Data entries
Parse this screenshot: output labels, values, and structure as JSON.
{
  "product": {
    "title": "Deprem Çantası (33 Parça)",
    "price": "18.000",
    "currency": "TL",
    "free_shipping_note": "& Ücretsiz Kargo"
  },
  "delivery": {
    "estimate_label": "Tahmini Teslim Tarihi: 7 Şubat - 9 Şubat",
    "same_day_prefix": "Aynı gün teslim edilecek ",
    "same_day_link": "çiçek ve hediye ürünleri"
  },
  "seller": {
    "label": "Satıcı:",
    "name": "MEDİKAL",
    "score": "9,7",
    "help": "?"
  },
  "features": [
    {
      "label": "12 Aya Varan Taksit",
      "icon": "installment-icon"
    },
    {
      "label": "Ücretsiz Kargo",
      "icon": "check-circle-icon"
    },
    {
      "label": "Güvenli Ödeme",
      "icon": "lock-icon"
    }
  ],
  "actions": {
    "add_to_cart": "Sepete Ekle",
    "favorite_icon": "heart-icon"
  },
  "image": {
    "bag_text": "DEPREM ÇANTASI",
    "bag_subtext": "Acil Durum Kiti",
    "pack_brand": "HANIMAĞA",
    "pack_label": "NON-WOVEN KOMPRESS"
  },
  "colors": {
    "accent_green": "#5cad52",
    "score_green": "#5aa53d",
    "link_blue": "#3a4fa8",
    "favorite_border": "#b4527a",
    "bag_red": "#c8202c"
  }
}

*Written request*: Pull out every line above that holds the word "Kargo".

*Problem solution*:
    "free_shipping_note": "& Ücretsiz Kargo"
      "label": "Ücretsiz Kargo",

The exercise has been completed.